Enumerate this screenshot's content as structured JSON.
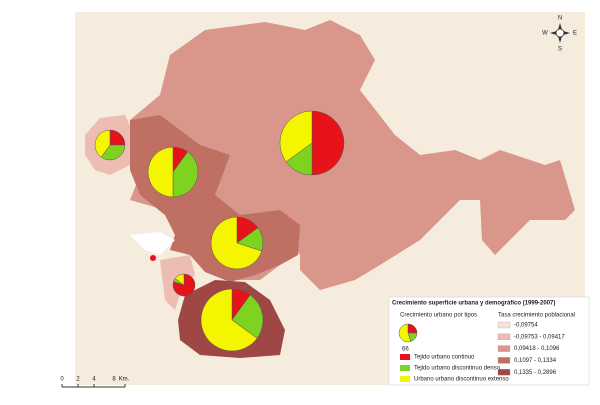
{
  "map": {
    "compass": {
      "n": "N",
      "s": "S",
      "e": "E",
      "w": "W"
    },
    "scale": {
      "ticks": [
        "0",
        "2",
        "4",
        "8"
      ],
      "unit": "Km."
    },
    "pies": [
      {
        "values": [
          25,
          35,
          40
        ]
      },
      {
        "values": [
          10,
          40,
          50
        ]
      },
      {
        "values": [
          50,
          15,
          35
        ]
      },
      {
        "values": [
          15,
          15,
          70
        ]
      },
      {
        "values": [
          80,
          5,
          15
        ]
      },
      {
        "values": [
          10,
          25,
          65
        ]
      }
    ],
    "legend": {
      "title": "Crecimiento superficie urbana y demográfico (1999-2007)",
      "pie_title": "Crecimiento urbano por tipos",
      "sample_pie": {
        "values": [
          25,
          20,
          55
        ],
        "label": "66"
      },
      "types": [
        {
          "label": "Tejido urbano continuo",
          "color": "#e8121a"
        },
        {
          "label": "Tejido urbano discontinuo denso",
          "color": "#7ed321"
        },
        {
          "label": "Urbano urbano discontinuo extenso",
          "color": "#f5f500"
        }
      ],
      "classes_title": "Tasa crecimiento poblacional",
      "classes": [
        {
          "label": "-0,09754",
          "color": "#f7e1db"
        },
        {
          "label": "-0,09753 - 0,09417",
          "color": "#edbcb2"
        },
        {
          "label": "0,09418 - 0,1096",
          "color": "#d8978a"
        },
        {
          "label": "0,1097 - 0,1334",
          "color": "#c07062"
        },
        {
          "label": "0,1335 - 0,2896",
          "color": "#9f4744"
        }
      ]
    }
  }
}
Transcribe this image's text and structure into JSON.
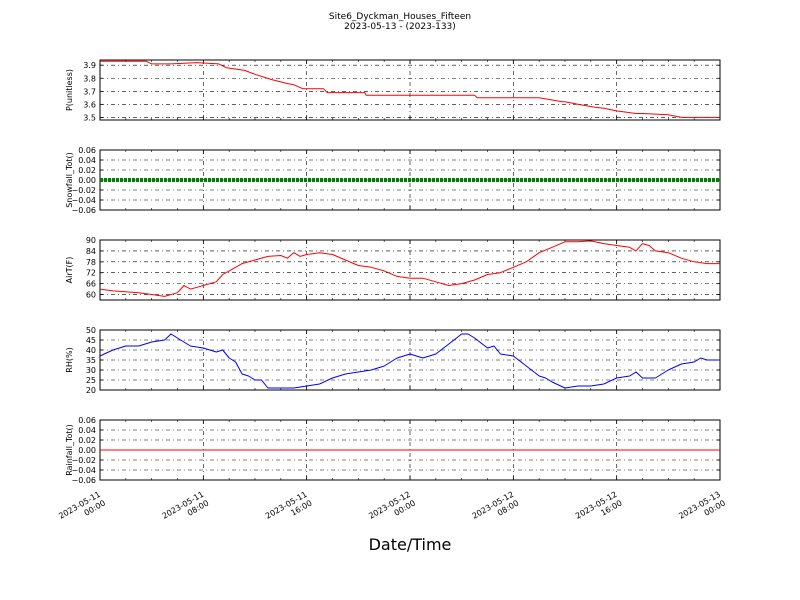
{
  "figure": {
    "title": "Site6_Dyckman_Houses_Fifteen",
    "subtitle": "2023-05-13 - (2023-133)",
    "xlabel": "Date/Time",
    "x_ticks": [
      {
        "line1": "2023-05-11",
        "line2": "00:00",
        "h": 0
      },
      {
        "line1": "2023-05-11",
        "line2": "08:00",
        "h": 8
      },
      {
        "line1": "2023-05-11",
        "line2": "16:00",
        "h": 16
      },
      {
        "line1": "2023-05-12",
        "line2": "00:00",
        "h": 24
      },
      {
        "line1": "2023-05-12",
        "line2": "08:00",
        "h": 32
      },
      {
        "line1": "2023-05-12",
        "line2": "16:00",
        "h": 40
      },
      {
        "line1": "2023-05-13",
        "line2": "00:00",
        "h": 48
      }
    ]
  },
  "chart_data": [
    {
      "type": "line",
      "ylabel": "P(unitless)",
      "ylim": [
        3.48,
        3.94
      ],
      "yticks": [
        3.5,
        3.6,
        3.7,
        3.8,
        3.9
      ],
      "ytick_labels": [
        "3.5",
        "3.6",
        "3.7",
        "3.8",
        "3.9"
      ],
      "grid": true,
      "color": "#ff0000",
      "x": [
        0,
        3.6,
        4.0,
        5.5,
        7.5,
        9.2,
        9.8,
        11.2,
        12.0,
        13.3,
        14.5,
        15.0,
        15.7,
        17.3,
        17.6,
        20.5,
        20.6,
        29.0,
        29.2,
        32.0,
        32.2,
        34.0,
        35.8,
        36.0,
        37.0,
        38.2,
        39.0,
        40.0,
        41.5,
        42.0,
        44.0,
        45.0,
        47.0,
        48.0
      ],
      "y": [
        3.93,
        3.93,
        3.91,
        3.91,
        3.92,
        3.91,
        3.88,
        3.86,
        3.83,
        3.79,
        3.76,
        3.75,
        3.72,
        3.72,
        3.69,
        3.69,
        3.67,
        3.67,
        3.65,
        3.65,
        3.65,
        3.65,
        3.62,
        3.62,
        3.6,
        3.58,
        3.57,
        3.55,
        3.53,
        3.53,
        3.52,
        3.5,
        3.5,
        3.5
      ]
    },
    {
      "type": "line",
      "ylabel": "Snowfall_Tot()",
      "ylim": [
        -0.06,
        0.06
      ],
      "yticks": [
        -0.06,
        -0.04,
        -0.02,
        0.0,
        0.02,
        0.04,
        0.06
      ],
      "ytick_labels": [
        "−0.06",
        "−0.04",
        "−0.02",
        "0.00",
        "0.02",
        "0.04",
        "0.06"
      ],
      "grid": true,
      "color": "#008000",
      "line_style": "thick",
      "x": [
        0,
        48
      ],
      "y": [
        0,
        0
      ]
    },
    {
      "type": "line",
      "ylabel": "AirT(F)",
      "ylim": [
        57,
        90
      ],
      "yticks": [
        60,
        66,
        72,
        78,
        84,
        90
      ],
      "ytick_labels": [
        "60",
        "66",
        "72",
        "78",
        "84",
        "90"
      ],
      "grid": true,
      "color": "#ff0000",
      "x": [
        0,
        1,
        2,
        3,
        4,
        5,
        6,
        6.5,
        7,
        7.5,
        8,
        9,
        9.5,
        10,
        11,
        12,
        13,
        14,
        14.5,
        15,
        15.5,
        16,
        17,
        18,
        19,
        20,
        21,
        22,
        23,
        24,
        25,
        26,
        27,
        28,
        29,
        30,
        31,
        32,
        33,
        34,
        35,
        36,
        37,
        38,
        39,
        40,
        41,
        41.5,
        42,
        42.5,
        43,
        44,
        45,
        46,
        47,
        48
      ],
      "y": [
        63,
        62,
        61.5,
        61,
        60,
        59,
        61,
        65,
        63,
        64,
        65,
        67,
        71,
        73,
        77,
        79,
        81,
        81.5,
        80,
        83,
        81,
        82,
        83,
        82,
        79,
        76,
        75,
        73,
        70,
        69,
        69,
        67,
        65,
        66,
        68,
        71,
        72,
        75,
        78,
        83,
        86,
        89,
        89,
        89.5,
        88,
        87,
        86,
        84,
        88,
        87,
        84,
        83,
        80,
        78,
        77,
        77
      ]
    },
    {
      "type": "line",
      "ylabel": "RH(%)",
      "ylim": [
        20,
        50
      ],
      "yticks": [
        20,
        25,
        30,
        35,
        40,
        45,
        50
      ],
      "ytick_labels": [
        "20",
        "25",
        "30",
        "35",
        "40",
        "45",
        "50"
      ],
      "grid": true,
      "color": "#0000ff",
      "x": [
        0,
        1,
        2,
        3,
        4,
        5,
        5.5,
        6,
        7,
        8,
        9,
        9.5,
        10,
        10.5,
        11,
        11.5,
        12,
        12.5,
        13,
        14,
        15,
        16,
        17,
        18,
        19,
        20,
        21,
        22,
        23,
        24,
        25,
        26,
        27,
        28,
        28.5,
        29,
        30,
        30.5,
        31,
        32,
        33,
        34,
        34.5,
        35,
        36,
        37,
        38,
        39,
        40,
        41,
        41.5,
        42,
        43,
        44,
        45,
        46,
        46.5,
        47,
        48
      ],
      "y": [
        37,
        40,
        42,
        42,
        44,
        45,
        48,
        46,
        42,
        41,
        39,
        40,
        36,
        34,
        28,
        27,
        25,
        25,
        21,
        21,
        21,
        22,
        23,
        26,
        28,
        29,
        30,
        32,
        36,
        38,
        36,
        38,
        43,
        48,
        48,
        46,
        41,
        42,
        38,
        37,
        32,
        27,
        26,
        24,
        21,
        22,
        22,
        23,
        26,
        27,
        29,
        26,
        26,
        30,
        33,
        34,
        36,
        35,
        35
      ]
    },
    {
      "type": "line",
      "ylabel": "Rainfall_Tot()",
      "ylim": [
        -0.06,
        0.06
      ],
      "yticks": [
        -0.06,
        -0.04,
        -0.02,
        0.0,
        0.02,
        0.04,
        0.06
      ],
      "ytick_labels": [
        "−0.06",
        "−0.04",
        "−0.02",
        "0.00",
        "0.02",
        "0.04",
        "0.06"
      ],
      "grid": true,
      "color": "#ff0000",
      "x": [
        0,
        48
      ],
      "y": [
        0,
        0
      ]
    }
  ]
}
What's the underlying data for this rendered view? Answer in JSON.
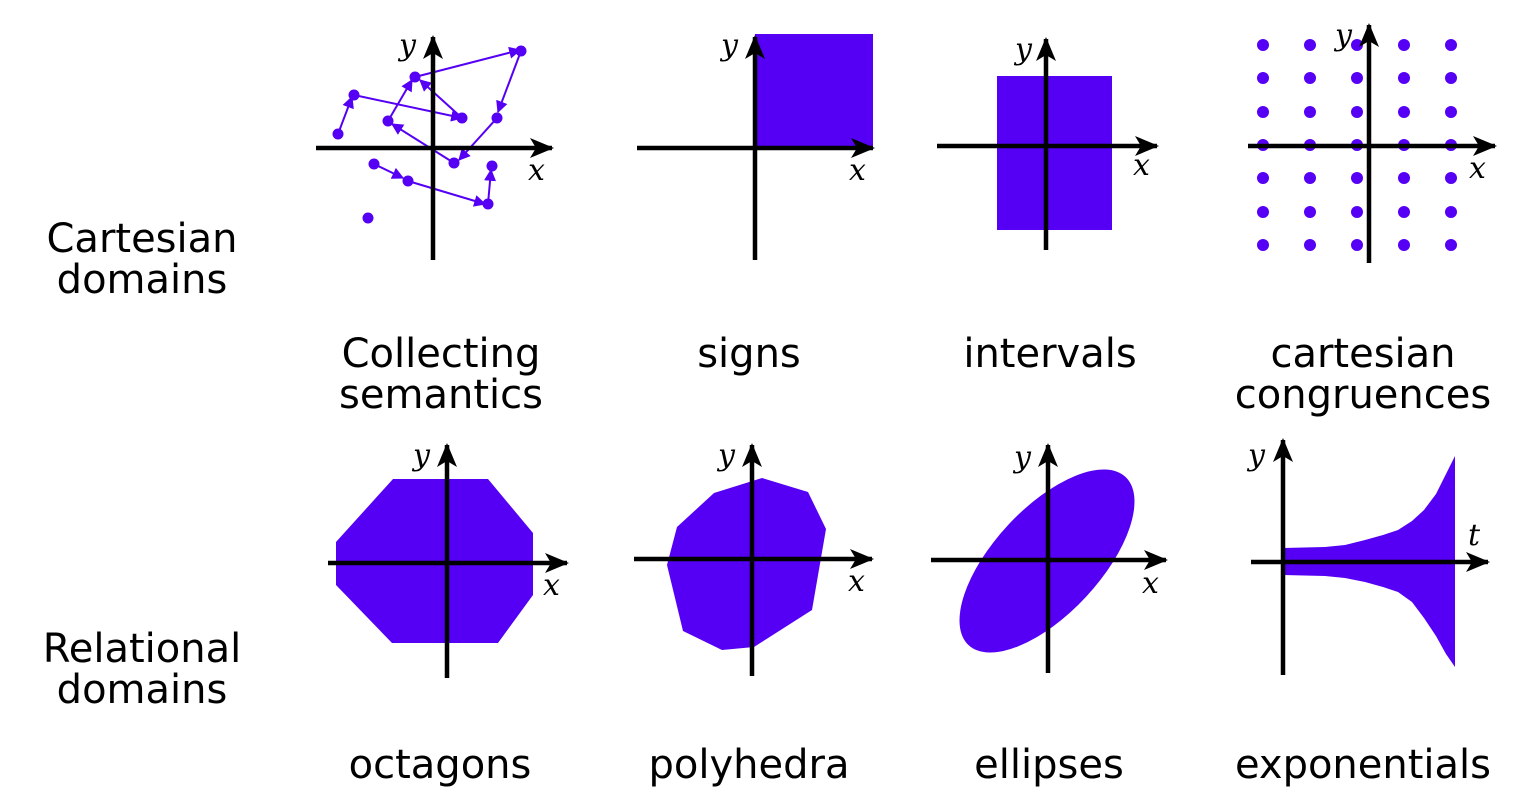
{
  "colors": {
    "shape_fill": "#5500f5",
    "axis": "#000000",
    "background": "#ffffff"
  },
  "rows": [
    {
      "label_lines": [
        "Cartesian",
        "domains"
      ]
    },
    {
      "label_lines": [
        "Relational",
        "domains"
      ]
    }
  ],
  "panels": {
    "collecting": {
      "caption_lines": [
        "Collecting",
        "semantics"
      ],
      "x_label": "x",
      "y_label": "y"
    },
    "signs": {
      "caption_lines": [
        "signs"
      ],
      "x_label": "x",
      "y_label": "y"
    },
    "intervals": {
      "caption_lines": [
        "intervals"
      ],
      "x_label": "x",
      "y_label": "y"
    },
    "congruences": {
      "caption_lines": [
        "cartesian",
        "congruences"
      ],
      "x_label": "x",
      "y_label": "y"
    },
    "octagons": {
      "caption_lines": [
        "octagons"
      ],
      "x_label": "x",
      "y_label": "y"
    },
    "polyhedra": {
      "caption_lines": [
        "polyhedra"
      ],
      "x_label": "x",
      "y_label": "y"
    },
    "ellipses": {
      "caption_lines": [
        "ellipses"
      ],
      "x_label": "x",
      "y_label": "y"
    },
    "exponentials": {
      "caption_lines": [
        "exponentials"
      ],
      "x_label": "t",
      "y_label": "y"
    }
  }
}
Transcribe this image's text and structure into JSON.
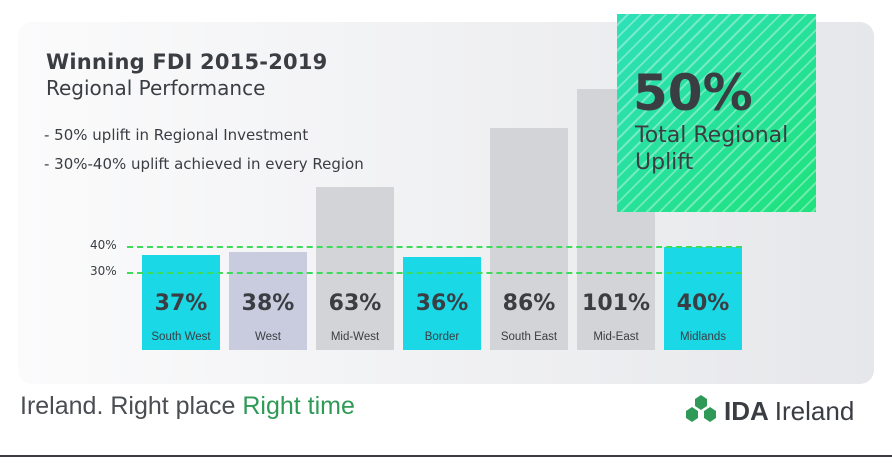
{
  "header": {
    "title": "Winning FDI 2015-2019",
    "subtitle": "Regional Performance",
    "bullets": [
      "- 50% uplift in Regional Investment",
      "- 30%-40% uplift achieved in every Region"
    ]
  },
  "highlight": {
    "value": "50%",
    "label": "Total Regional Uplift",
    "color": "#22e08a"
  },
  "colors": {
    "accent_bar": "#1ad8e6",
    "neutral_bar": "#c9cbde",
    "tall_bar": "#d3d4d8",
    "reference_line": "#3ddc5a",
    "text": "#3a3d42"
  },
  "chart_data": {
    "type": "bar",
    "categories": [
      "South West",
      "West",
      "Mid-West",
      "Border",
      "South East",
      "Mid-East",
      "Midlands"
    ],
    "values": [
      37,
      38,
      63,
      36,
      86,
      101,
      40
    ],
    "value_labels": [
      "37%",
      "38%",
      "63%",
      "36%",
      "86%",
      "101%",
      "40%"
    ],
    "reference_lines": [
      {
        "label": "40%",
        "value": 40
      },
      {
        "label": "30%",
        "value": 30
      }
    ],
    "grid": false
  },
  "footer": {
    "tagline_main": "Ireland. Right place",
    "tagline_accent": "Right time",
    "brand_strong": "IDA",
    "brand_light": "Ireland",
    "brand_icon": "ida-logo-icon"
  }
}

- _WHAT TO DO_:
Return every line containing "discontinuo".

- _CORRECT OUTPUT_:
          "label": "Tejido urbano discontinuo denso",
          "label": "Urbano urbano discontinuo extenso",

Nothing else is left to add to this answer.